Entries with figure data
════════════════
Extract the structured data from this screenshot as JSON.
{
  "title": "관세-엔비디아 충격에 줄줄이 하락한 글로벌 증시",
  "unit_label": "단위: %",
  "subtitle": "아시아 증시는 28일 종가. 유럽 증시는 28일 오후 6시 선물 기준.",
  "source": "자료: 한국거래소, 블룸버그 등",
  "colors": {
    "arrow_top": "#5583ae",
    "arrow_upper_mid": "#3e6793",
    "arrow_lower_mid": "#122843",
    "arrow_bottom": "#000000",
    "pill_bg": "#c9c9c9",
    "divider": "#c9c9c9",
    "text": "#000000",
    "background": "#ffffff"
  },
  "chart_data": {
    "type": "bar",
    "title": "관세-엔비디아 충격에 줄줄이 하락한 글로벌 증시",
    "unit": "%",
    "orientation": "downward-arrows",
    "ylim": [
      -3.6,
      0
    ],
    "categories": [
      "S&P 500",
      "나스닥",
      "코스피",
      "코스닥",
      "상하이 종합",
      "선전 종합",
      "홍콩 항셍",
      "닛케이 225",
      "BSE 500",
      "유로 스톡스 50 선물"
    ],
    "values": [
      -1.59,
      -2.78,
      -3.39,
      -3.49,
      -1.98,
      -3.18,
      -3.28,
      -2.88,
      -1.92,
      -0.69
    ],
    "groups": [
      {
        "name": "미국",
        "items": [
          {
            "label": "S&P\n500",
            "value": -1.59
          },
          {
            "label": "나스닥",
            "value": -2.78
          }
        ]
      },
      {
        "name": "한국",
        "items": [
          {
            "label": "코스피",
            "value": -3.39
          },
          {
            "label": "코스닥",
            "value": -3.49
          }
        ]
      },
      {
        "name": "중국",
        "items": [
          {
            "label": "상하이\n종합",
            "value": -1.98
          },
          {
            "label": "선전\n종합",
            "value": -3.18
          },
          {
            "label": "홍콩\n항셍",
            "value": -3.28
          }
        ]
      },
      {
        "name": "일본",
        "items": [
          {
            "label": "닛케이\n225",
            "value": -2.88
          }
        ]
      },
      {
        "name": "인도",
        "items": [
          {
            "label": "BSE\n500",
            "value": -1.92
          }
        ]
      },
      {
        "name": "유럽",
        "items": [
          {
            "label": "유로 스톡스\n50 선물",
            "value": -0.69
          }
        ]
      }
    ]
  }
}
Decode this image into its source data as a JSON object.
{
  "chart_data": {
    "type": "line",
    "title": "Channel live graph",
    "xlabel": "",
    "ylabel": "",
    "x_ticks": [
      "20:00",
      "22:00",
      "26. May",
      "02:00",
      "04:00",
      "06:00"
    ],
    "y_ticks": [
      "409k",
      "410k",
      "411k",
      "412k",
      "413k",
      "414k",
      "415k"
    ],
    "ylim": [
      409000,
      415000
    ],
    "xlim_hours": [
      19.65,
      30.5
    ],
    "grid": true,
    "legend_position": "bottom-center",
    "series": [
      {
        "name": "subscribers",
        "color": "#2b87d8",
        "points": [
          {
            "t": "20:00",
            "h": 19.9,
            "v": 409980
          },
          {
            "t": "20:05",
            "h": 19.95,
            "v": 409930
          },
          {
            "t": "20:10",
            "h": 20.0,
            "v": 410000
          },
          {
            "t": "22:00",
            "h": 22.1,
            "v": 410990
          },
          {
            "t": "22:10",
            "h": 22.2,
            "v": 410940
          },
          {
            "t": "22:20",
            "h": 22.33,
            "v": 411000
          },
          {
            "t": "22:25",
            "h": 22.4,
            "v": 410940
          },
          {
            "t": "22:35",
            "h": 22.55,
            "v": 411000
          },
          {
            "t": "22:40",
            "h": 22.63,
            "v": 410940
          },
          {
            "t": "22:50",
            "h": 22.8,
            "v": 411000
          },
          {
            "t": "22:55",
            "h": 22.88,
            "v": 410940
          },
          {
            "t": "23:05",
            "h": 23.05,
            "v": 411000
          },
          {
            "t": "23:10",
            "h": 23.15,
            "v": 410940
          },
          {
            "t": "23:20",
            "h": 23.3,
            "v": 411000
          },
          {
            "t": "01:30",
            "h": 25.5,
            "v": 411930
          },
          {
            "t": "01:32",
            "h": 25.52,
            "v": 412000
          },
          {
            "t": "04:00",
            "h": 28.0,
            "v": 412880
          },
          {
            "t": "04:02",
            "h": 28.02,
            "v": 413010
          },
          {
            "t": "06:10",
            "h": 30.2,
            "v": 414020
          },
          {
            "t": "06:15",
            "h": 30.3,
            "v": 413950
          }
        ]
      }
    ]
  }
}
════════════════
# [GOAL]
Search the records above for the string "source". Copy every line that contains it.

# [WRITTEN SOLUTION]
  "source": "자료: 한국거래소, 블룸버그 등",
Decode this image into its source data as a JSON object.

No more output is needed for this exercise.